From the listing, collect all lines containing the word "name".
--- Start of Entries shown ---
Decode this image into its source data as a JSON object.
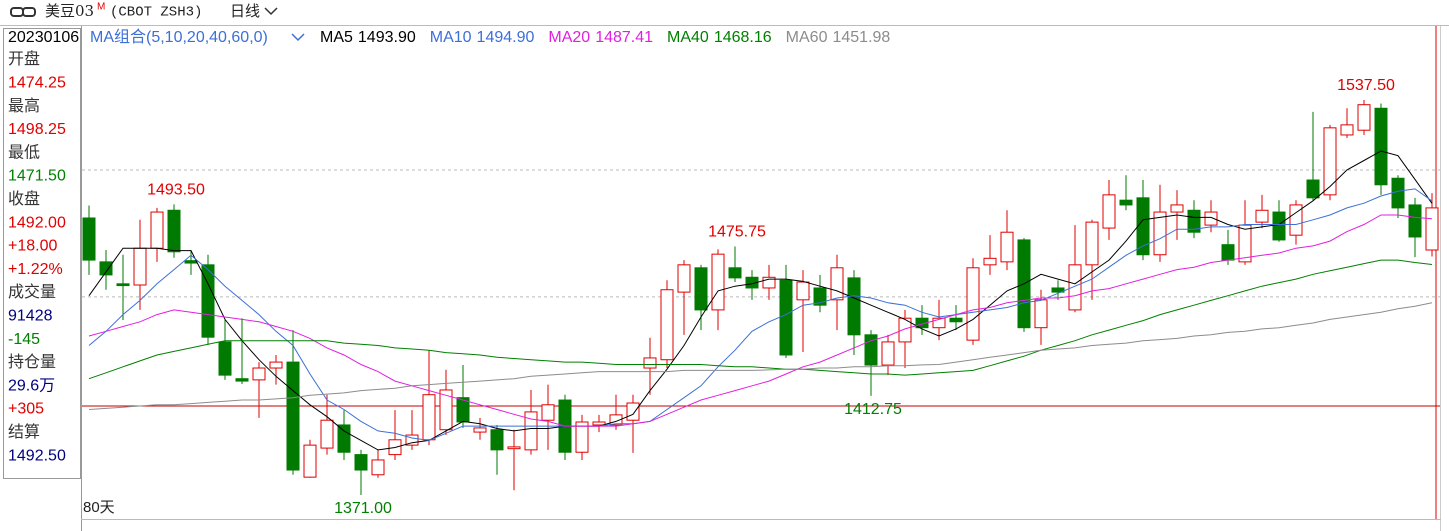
{
  "header": {
    "symbol": "美豆03",
    "badge": "M",
    "code": "(CBOT ZSH3)",
    "period": "日线"
  },
  "info": [
    {
      "text": "20230106",
      "color": "#000000",
      "small": true
    },
    {
      "text": "开盘",
      "color": "#333333"
    },
    {
      "text": "1474.25",
      "color": "#e00000"
    },
    {
      "text": "最高",
      "color": "#333333"
    },
    {
      "text": "1498.25",
      "color": "#e00000"
    },
    {
      "text": "最低",
      "color": "#333333"
    },
    {
      "text": "1471.50",
      "color": "#008000"
    },
    {
      "text": "收盘",
      "color": "#333333"
    },
    {
      "text": "1492.00",
      "color": "#e00000"
    },
    {
      "text": "+18.00",
      "color": "#e00000"
    },
    {
      "text": "+1.22%",
      "color": "#e00000"
    },
    {
      "text": "成交量",
      "color": "#333333"
    },
    {
      "text": "91428",
      "color": "#000080"
    },
    {
      "text": "-145",
      "color": "#008000"
    },
    {
      "text": "持仓量",
      "color": "#333333"
    },
    {
      "text": "29.6万",
      "color": "#000080"
    },
    {
      "text": "+305",
      "color": "#e00000"
    },
    {
      "text": "结算",
      "color": "#333333"
    },
    {
      "text": "1492.50",
      "color": "#000080"
    }
  ],
  "chart_data": {
    "type": "candlestick",
    "ma_title": "MA组合(5,10,20,40,60,0)",
    "window_label": "80天",
    "up_color": "#e00000",
    "down_color": "#007a00",
    "ylim": [
      1361.7,
      1569.1
    ],
    "gridlines": [
      1454.5,
      1508
    ],
    "reference_line": 1408.5,
    "open": [
      1487.75,
      1469.25,
      1460,
      1459.5,
      1475,
      1491,
      1469.75,
      1468,
      1435.5,
      1420,
      1419.5,
      1424.5,
      1427,
      1378.5,
      1390.75,
      1400.5,
      1388,
      1379.5,
      1388,
      1392,
      1394.25,
      1398.5,
      1412,
      1397.5,
      1398.5,
      1390.5,
      1390,
      1402.5,
      1411,
      1389,
      1400.5,
      1400.5,
      1402.5,
      1424.5,
      1428,
      1456.5,
      1466.75,
      1449,
      1466.75,
      1462.75,
      1458.25,
      1461.5,
      1453.25,
      1458.25,
      1453.25,
      1462.5,
      1438.5,
      1425.75,
      1435.5,
      1445.5,
      1441.5,
      1445.5,
      1436.25,
      1468,
      1469.25,
      1478.5,
      1441.5,
      1458.25,
      1449,
      1468,
      1483.5,
      1495.25,
      1496.25,
      1472.25,
      1490.25,
      1491,
      1484.75,
      1476.5,
      1469.25,
      1486,
      1490.25,
      1480.5,
      1503.75,
      1497.5,
      1522.75,
      1524.75,
      1534,
      1504.5,
      1493.25,
      1474.25
    ],
    "high": [
      1493,
      1474.25,
      1472.25,
      1487,
      1492,
      1493.5,
      1474.25,
      1472.25,
      1444.75,
      1445.5,
      1427,
      1430,
      1440.5,
      1394.25,
      1413.25,
      1406.75,
      1390,
      1390,
      1406.75,
      1406.75,
      1432,
      1423.75,
      1425.75,
      1403.5,
      1400.5,
      1398.5,
      1415.25,
      1417.5,
      1413.25,
      1404.75,
      1404.75,
      1413.25,
      1413.25,
      1437.25,
      1461.5,
      1470,
      1468,
      1474.5,
      1475.75,
      1465.75,
      1468,
      1468,
      1465.75,
      1463.75,
      1472.25,
      1465.75,
      1440.5,
      1438.5,
      1449,
      1451,
      1453.25,
      1451,
      1470.75,
      1480.5,
      1491,
      1479.25,
      1457.5,
      1461.5,
      1484.75,
      1487,
      1503.75,
      1505.75,
      1503.75,
      1501.75,
      1499.5,
      1495.25,
      1495.25,
      1482.75,
      1495.25,
      1497.5,
      1495.25,
      1495.25,
      1532.5,
      1527,
      1534,
      1537.5,
      1536,
      1505.75,
      1496.25,
      1498.25
    ],
    "low": [
      1463.75,
      1457.5,
      1444.75,
      1449,
      1469.25,
      1471,
      1463.75,
      1434.25,
      1419.5,
      1417.75,
      1403.5,
      1417.5,
      1379.5,
      1378.25,
      1388,
      1385.75,
      1371,
      1378.25,
      1385.75,
      1390,
      1392,
      1396.25,
      1399.25,
      1394.25,
      1379.5,
      1373,
      1388,
      1390,
      1385.75,
      1385.75,
      1397.5,
      1398.5,
      1388.75,
      1413.25,
      1424.5,
      1438.5,
      1440.5,
      1440.5,
      1460.75,
      1453.25,
      1453.25,
      1428.75,
      1431.25,
      1448,
      1440.5,
      1430,
      1412.75,
      1421.5,
      1424.5,
      1438.5,
      1436.25,
      1440.5,
      1434.25,
      1463.75,
      1465.75,
      1439.75,
      1434.25,
      1453.25,
      1448,
      1453.25,
      1478.5,
      1491,
      1470,
      1469.25,
      1478.5,
      1479.25,
      1481.75,
      1468,
      1468,
      1483.5,
      1477.75,
      1476.5,
      1495.25,
      1495.25,
      1521.5,
      1522.75,
      1497.5,
      1487.75,
      1471.25,
      1471.5
    ],
    "close": [
      1470,
      1463.75,
      1459.25,
      1475,
      1490.25,
      1473.5,
      1468.75,
      1437.5,
      1421.5,
      1419,
      1424.5,
      1427,
      1381.5,
      1392,
      1402.5,
      1389,
      1381.5,
      1385.75,
      1394.25,
      1396.25,
      1413.25,
      1415.25,
      1401.75,
      1399.25,
      1390,
      1391.25,
      1406,
      1409,
      1389,
      1401.75,
      1401.75,
      1404.75,
      1409.75,
      1428.75,
      1457.5,
      1468,
      1449,
      1472.5,
      1462.5,
      1458.25,
      1462.75,
      1430,
      1460.75,
      1451,
      1466.75,
      1438.5,
      1425.75,
      1435.5,
      1445.5,
      1441.5,
      1445.5,
      1444,
      1466.75,
      1470.75,
      1481.75,
      1441.5,
      1453.25,
      1456.5,
      1468,
      1486,
      1497.5,
      1493.25,
      1472.25,
      1490.25,
      1493.25,
      1481.75,
      1490.25,
      1470,
      1484.75,
      1491,
      1478.5,
      1493.25,
      1496.25,
      1525.75,
      1527,
      1535.5,
      1501.75,
      1492,
      1479.75,
      1492
    ],
    "series": [
      {
        "name": "MA5",
        "color": "#000000",
        "legend_value": "1493.90",
        "values": [
          1455,
          1465,
          1475,
          1475,
          1475,
          1474,
          1474,
          1460,
          1445,
          1436,
          1428,
          1421,
          1415,
          1409,
          1404,
          1398,
          1394,
          1390,
          1391,
          1393,
          1394,
          1398,
          1402,
          1401,
          1399,
          1398,
          1399,
          1399,
          1400,
          1400,
          1400,
          1402,
          1405,
          1415,
          1424,
          1434,
          1446,
          1457,
          1459,
          1460,
          1462,
          1462,
          1461,
          1459,
          1457,
          1454,
          1451,
          1448,
          1445,
          1441,
          1438,
          1441,
          1445,
          1451,
          1457,
          1460,
          1464,
          1462,
          1460,
          1465,
          1470,
          1478,
          1487,
          1488,
          1489,
          1488,
          1488,
          1485,
          1483,
          1484,
          1485,
          1490,
          1495,
          1501,
          1508,
          1512,
          1516,
          1514,
          1504,
          1493.9
        ]
      },
      {
        "name": "MA10",
        "color": "#3c6fd8",
        "legend_value": "1494.90",
        "values": [
          1434,
          1440,
          1447,
          1453,
          1460,
          1466,
          1472,
          1466,
          1459,
          1453,
          1447,
          1440,
          1434,
          1422,
          1411,
          1407,
          1402,
          1398,
          1397,
          1395,
          1394,
          1397,
          1400,
          1400,
          1400,
          1400,
          1400,
          1400,
          1400,
          1400,
          1400,
          1401,
          1401,
          1402,
          1407,
          1412,
          1417,
          1425,
          1432,
          1440,
          1444,
          1447,
          1451,
          1452,
          1454,
          1455,
          1454,
          1452,
          1451,
          1448,
          1446,
          1447,
          1448,
          1449,
          1450,
          1452,
          1453,
          1456,
          1459,
          1462,
          1467,
          1472,
          1476,
          1479,
          1483,
          1483,
          1484,
          1484,
          1485,
          1485,
          1485,
          1485,
          1487,
          1489,
          1492,
          1494,
          1497,
          1499,
          1500,
          1494.9
        ]
      },
      {
        "name": "MA20",
        "color": "#e020e0",
        "legend_value": "1487.41",
        "values": [
          1438,
          1440,
          1442,
          1444,
          1447,
          1449,
          1448,
          1447,
          1446,
          1445,
          1444,
          1442,
          1440,
          1437,
          1433,
          1430,
          1426,
          1423,
          1419,
          1417,
          1415,
          1413,
          1411,
          1409,
          1407,
          1405,
          1403,
          1402,
          1400,
          1400,
          1400,
          1400,
          1401,
          1402,
          1405,
          1408,
          1411,
          1413,
          1415,
          1417,
          1419,
          1422,
          1425,
          1427,
          1430,
          1433,
          1436,
          1438,
          1441,
          1443,
          1445,
          1447,
          1449,
          1450,
          1452,
          1453,
          1454,
          1454,
          1455,
          1457,
          1458,
          1460,
          1462,
          1464,
          1466,
          1467,
          1469,
          1470,
          1471,
          1472,
          1473,
          1475,
          1476,
          1478,
          1482,
          1485,
          1489,
          1489,
          1488,
          1487.41
        ]
      },
      {
        "name": "MA40",
        "color": "#008000",
        "legend_value": "1468.16",
        "values": [
          1420,
          1422.5,
          1425,
          1427.5,
          1430,
          1431.5,
          1433,
          1434.5,
          1436,
          1436,
          1436,
          1436,
          1436,
          1436,
          1436,
          1435,
          1434.5,
          1434,
          1433,
          1432.5,
          1432,
          1431,
          1430.5,
          1430,
          1429,
          1428.5,
          1428,
          1427.5,
          1427,
          1427,
          1426.5,
          1426,
          1426,
          1426,
          1426,
          1426,
          1426,
          1425.5,
          1425,
          1425,
          1424.5,
          1424,
          1424,
          1423.5,
          1423,
          1422.5,
          1422,
          1422,
          1421.5,
          1422,
          1422.5,
          1423,
          1423.5,
          1425.5,
          1427.5,
          1429.5,
          1432,
          1434,
          1436,
          1438.5,
          1440.5,
          1442.5,
          1444.5,
          1447,
          1449,
          1451,
          1453,
          1455,
          1457,
          1459,
          1460.5,
          1462,
          1464,
          1465.5,
          1467,
          1468.5,
          1470,
          1470,
          1469,
          1468.16
        ]
      },
      {
        "name": "MA60",
        "color": "#8c8c8c",
        "legend_value": "1451.98",
        "values": [
          1407,
          1407.5,
          1408,
          1408.5,
          1409,
          1409,
          1409.5,
          1410,
          1410.5,
          1411,
          1411,
          1411.5,
          1412,
          1413,
          1413.5,
          1414,
          1415,
          1415.5,
          1416,
          1417,
          1417.5,
          1418,
          1418.5,
          1419,
          1419.5,
          1420,
          1421,
          1421.5,
          1422,
          1422.5,
          1423,
          1423,
          1423,
          1423,
          1423,
          1423.5,
          1423.5,
          1423.5,
          1423.5,
          1423.5,
          1423.7,
          1424,
          1424,
          1424.5,
          1424.5,
          1425,
          1425,
          1425.5,
          1425.5,
          1425.8,
          1426,
          1427,
          1428,
          1429,
          1430,
          1431,
          1432,
          1432.5,
          1433,
          1434,
          1434.5,
          1435,
          1436,
          1436.5,
          1437,
          1438,
          1438.5,
          1439.5,
          1440,
          1441,
          1441.5,
          1442.5,
          1443.5,
          1445,
          1446,
          1447,
          1448,
          1449.5,
          1450.5,
          1451.98
        ]
      }
    ],
    "annotations": [
      {
        "value": 1493.5,
        "label": "1493.50"
      },
      {
        "value": 1371,
        "label": "1371.00"
      },
      {
        "value": 1475.75,
        "label": "1475.75"
      },
      {
        "value": 1412.75,
        "label": "1412.75"
      },
      {
        "value": 1537.5,
        "label": "1537.50"
      }
    ]
  }
}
--- End of Entries shown ---
### Exercise result
        "name": "MA5",
        "name": "MA10",
        "name": "MA20",
        "name": "MA40",
        "name": "MA60",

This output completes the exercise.